No recuerdo cuánto tiempo pasó hasta que reaccioné. Por entonces no tenía redes sociales, no existía el whatsapp ni por supuesto teníamos internet en el móvil. Pero a través de internet (foros, chats...) tenía muchos amigos y conocidos en Madrid. Sobretodo relacionados con el mundo beatlémano. De buenas a primeras salí a la calle, agarré el móvil y comencé a llamarles a todos. En un acto casi instintivo, realmente nunca supe por qué porque con algunos ni siquiera hablaba a diario. Uno de mis amigos, cuyo nombre no daré porque nunca le he preguntado si lo puedo contar, cogió justo el tren que venía detrás de uno de los siniestrados. De hecho al aproximarse a Atocha se tuvieron que bajar y pasar por la zona cero andando. Nunca hemos vuelto a hablar del tema pero su relato era casi el de alguien en estado de shock, con muchos "¿y si?".

La mayoría de la gente a la que llamé no cogían el teléfono, las líneas estarían aún seguramente colapsadas. En las siguientes horas, eso si, comprobé que estaban todos bien. Poco a poco el grupo de compañeras empezamos a andar hacia el trabajo. Por entonces era teleoperadora, de ésas que te llaman de tu operadora para ofrecerte productos nuevos o de otras compañías para que te cambies. Entrábamos, creo, como a las 4 de la tarde. Pero ninguna tenía cuerpo para coger el teléfono y llamar. Lo único que nos nacía era llorar una vez sentadas delante del ordenador y el teléfono.

= = =

» **Desafíos**:
1. Según el relato sobre lo vivido en Madrid, ¿qué tren cogió el amigo cuyo nombre no se da?
2. Prosigue el relato sobre lo vivido en Madrid a partir de su última frase.

= = =

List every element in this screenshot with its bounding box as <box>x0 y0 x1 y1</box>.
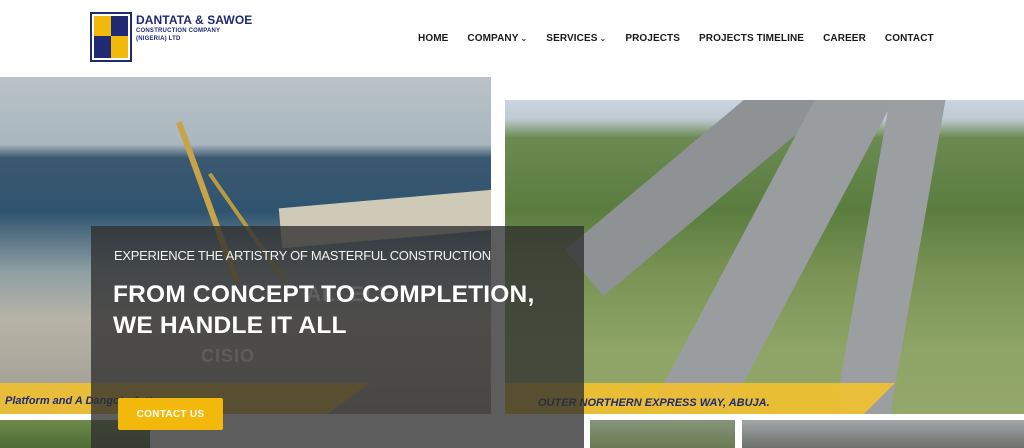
nav-item-company[interactable]: COMPANY ⌄ <box>467 33 527 44</box>
nav-item-career[interactable]: CAREER <box>823 33 866 44</box>
brand-name: DANTATA & SAWOE <box>136 13 253 27</box>
nav-home-label: HOME <box>418 33 449 44</box>
background-text: CISIO <box>201 346 256 366</box>
nav-services-label: SERVICES <box>546 33 598 44</box>
nav-item-projects-timeline[interactable]: PROJECTS TIMELINE <box>699 33 804 44</box>
nav-projects-label: PROJECTS <box>625 33 681 44</box>
project-thumbnail[interactable] <box>590 420 735 448</box>
nav-projects-timeline-label: PROJECTS TIMELINE <box>699 33 805 44</box>
logo-mark-icon <box>90 12 132 62</box>
hero-headline: FROM CONCEPT TO COMPLETION, WE HANDLE IT… <box>113 281 535 339</box>
nav-contact-label: CONTACT <box>884 33 934 44</box>
nav-career-label: CAREER <box>823 33 866 44</box>
hero-eyebrow: EXPERIENCE THE ARTISTRY OF MASTERFUL CON… <box>114 248 491 263</box>
nav-item-services[interactable]: SERVICES ⌄ <box>546 33 606 44</box>
project-thumbnail[interactable] <box>742 420 1024 448</box>
contact-us-button[interactable]: CONTACT US <box>118 398 223 430</box>
brand-subtitle-1: CONSTRUCTION COMPANY <box>136 28 221 34</box>
site-header: DANTATA & SAWOE CONSTRUCTION COMPANY (NI… <box>0 0 1024 77</box>
main-navigation: HOME COMPANY ⌄ SERVICES ⌄ PROJECTS PROJE… <box>418 33 934 44</box>
chevron-down-icon: ⌄ <box>520 34 528 43</box>
brand-subtitle-2: (NIGERIA) LTD <box>136 36 181 42</box>
chevron-down-icon: ⌄ <box>599 34 607 43</box>
nav-item-projects[interactable]: PROJECTS <box>625 33 680 44</box>
company-logo[interactable]: DANTATA & SAWOE CONSTRUCTION COMPANY (NI… <box>90 12 252 62</box>
nav-item-contact[interactable]: CONTACT <box>885 33 934 44</box>
logo-text: DANTATA & SAWOE CONSTRUCTION COMPANY (NI… <box>136 14 252 43</box>
nav-company-label: COMPANY <box>467 33 519 44</box>
hero-overlay-card: ALLELE CISIO EXPERIENCE THE ARTISTRY OF … <box>91 226 584 448</box>
nav-item-home[interactable]: HOME <box>418 33 448 44</box>
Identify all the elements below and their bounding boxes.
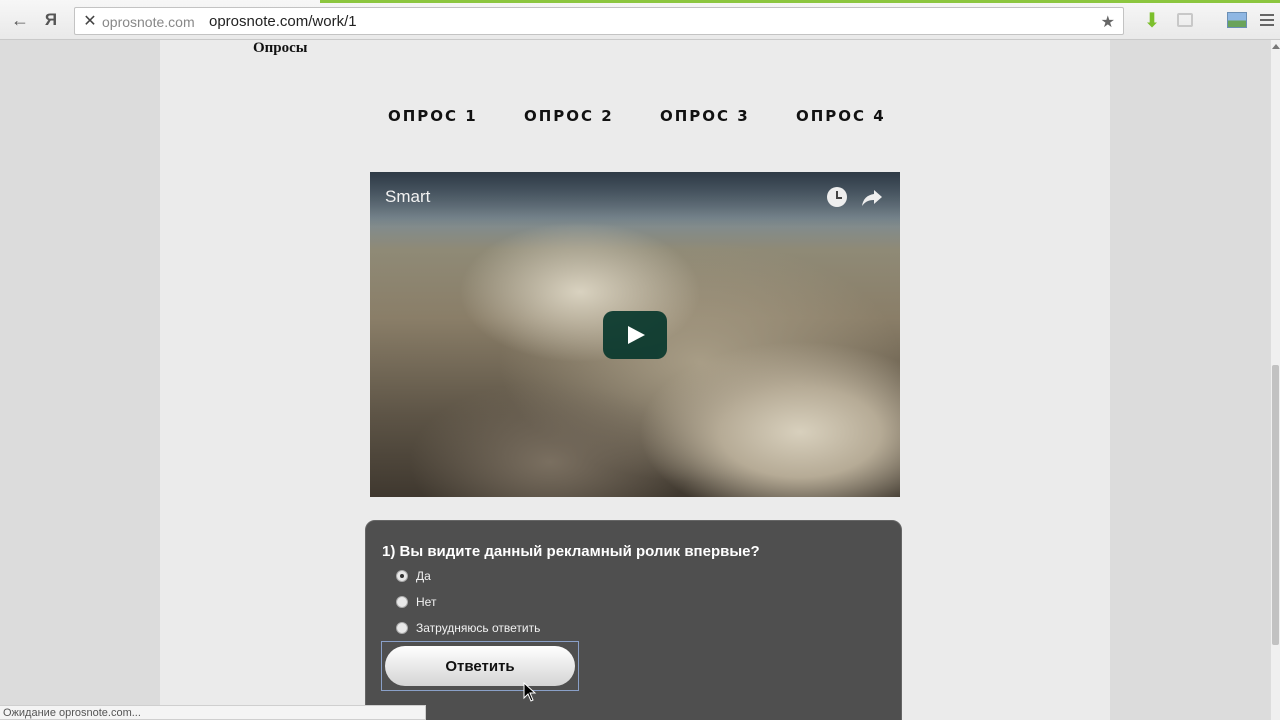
watch-later-clock-icon[interactable] (827, 187, 847, 207)
page-title: Опросы (253, 40, 308, 56)
address-url-host: oprosnote.com (209, 13, 309, 30)
page-side-left (0, 40, 160, 720)
option-no-radio[interactable] (396, 596, 408, 608)
option-unsure-radio[interactable] (396, 622, 408, 634)
page-load-progress (320, 0, 1280, 3)
stop-loading-icon[interactable]: ✕ (80, 11, 100, 31)
browser-toolbar: ← Я ✕ oprosnote.com oprosnote.com/work/1… (0, 0, 1280, 40)
video-title[interactable]: Smart (385, 187, 430, 207)
option-unsure[interactable]: Затрудняюсь ответить (396, 621, 540, 635)
tab-poll-1[interactable]: Опрос 1 (388, 107, 524, 125)
address-bar[interactable]: ✕ oprosnote.com oprosnote.com/work/1 ★ (74, 7, 1124, 35)
answer-button[interactable]: Ответить (385, 646, 575, 686)
menu-icon[interactable] (1256, 9, 1278, 31)
bookmark-star-icon[interactable]: ★ (1101, 12, 1115, 32)
share-arrow-icon[interactable] (861, 186, 883, 208)
download-icon[interactable]: ⬇ (1141, 9, 1163, 32)
tab-poll-4[interactable]: Опрос 4 (796, 107, 932, 125)
scroll-thumb[interactable] (1272, 365, 1279, 645)
poll-tabs: Опрос 1 Опрос 2 Опрос 3 Опрос 4 (388, 107, 932, 125)
option-no[interactable]: Нет (396, 595, 436, 609)
page-scrollbar[interactable] (1270, 40, 1280, 720)
address-url-path: /work/1 (308, 13, 357, 30)
play-button-icon[interactable] (603, 311, 667, 359)
option-yes[interactable]: Да (396, 569, 431, 583)
option-no-label: Нет (416, 595, 437, 609)
tab-poll-2[interactable]: Опрос 2 (524, 107, 660, 125)
scroll-up-arrow-icon[interactable] (1272, 44, 1280, 49)
video-player[interactable]: Smart (370, 172, 900, 497)
page-side-right (1110, 40, 1270, 720)
video-top-overlay (370, 172, 900, 227)
status-bar: Ожидание oprosnote.com... (0, 705, 426, 720)
option-yes-label: Да (416, 569, 431, 583)
mouse-cursor-icon (523, 682, 537, 702)
content-column: Опросы Опрос 1 Опрос 2 Опрос 3 Опрос 4 S… (160, 40, 1110, 720)
page-viewport: Опросы Опрос 1 Опрос 2 Опрос 3 Опрос 4 S… (0, 40, 1270, 720)
poll-panel: 1) Вы видите данный рекламный ролик впер… (365, 520, 902, 720)
image-icon[interactable] (1226, 9, 1248, 31)
poll-question: 1) Вы видите данный рекламный ролик впер… (382, 543, 760, 560)
address-url[interactable]: oprosnote.com/work/1 (209, 13, 357, 30)
tab-poll-3[interactable]: Опрос 3 (660, 107, 796, 125)
tabs-tiles-icon[interactable] (1174, 9, 1196, 31)
address-host-label: oprosnote.com (102, 14, 195, 30)
option-yes-radio[interactable] (396, 570, 408, 582)
yandex-button[interactable]: Я (40, 9, 62, 31)
back-arrow-icon[interactable]: ← (9, 9, 31, 31)
option-unsure-label: Затрудняюсь ответить (416, 621, 541, 635)
answer-button-focus-ring: Ответить (381, 641, 579, 691)
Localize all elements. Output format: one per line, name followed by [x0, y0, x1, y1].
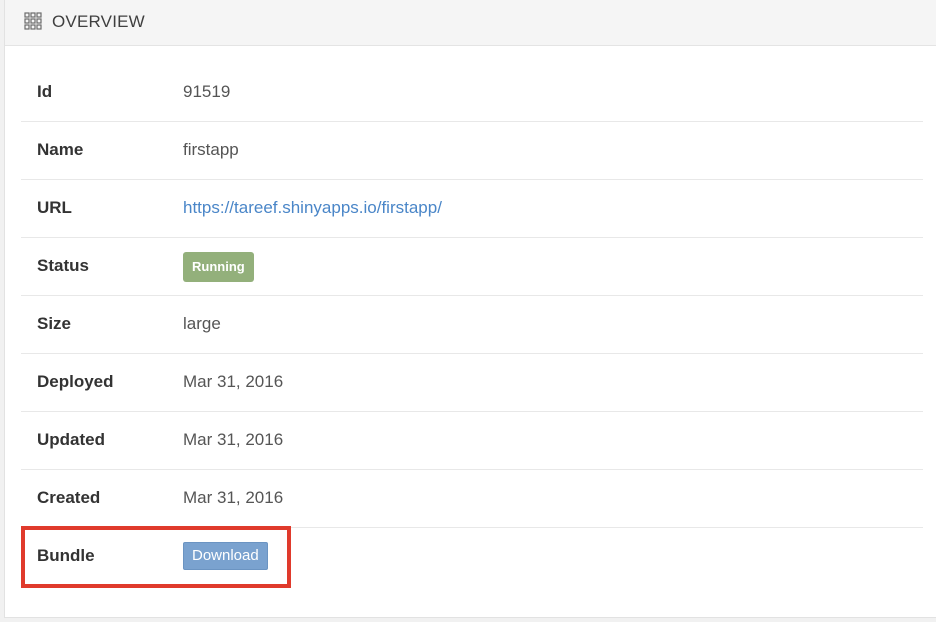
updated-label: Updated: [37, 430, 105, 449]
updated-value: Mar 31, 2016: [183, 430, 284, 449]
created-value: Mar 31, 2016: [183, 488, 284, 507]
row-created: Created Mar 31, 2016: [21, 470, 923, 528]
panel-title: OVERVIEW: [52, 12, 145, 31]
deployed-value: Mar 31, 2016: [183, 372, 284, 391]
row-updated: Updated Mar 31, 2016: [21, 412, 923, 470]
row-size: Size large: [21, 296, 923, 354]
id-label: Id: [37, 82, 53, 101]
panel-header: OVERVIEW: [5, 0, 936, 46]
grid-icon: [24, 12, 42, 30]
bundle-label: Bundle: [37, 546, 95, 565]
size-value: large: [183, 314, 221, 333]
url-label: URL: [37, 198, 72, 217]
download-button[interactable]: Download: [183, 542, 268, 570]
row-bundle: Bundle Download: [21, 528, 923, 586]
deployed-label: Deployed: [37, 372, 114, 391]
id-value: 91519: [183, 82, 231, 101]
name-label: Name: [37, 140, 84, 159]
name-value: firstapp: [183, 140, 239, 159]
app-url-link[interactable]: https://tareef.shinyapps.io/firstapp/: [183, 197, 442, 219]
size-label: Size: [37, 314, 72, 333]
row-id: Id 91519: [21, 64, 923, 122]
overview-panel: OVERVIEW Id 91519 Name firstapp URL http…: [4, 0, 936, 618]
row-url: URL https://tareef.shinyapps.io/firstapp…: [21, 180, 923, 238]
status-label: Status: [37, 256, 89, 275]
created-label: Created: [37, 488, 101, 507]
row-name: Name firstapp: [21, 122, 923, 180]
status-badge: Running: [183, 252, 254, 282]
row-status: Status Running: [21, 238, 923, 296]
row-deployed: Deployed Mar 31, 2016: [21, 354, 923, 412]
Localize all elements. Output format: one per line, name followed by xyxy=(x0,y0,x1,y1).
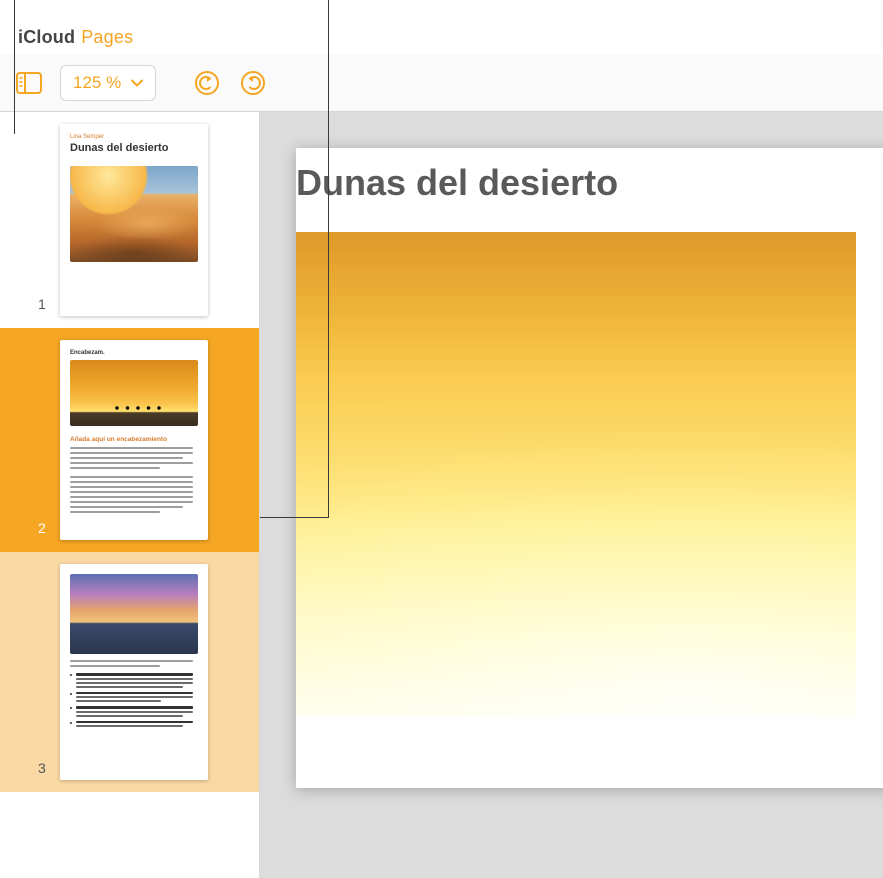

= = =

» **Resultados**:
1. El que venía justo detrás de uno de los trenes siniestrados.

2.
Ese día y el siguiente, oh sorpresa, nos tocaba llamar a Madrid. Y ahí nos plantamos. Intentamos llamar una vez, dos,... pero con miedo de que alguien nos dijera que cómo se nos ocurría llamarles en un día así o que estaban buscando a un familiar. Empezaron a llegar a nuestros móviles mensajes convocándonos a una manifestación. Pedimos a nuestros jefes recuperar las horas de esas jornadas durante los días siguientes, no podíamos llamar, queríamos estar en esa manifestación con el resto de España. Era impensable estar en otro sitio. Encontramos menos resistencia a la idea de la que cabría esperar. No es una buena imagen comercial llamar a los clientes para venderles algo el día del mayor atentado de la historia de Europa y durante las manifestaciones no habría a quien llamar.

A la hora de la manifestación ni una compañera se quedó en su casa, incluso las coordinadoras nos acompañaron. Nos dirigíamos a la estación de tren de Santa Justa en silencio y a cada segundo más emocionadas porque éramos cientos las personas que hacíamos el mismo camino sin mediar palabra. Una vez que llegamos a la manifestación estuvimos horas paradas porque cuando la cabecera finalizó el recorrido quedaban miles de personas que no pudimos ni llegar a salir. 

Volvimos a casa en autobús y era impresionante ver cómo ya todos los vehículos públicos lucían crespones negros. La gente seguía sin hablar, creo que el país entero estuvo en shock dos días más o menos.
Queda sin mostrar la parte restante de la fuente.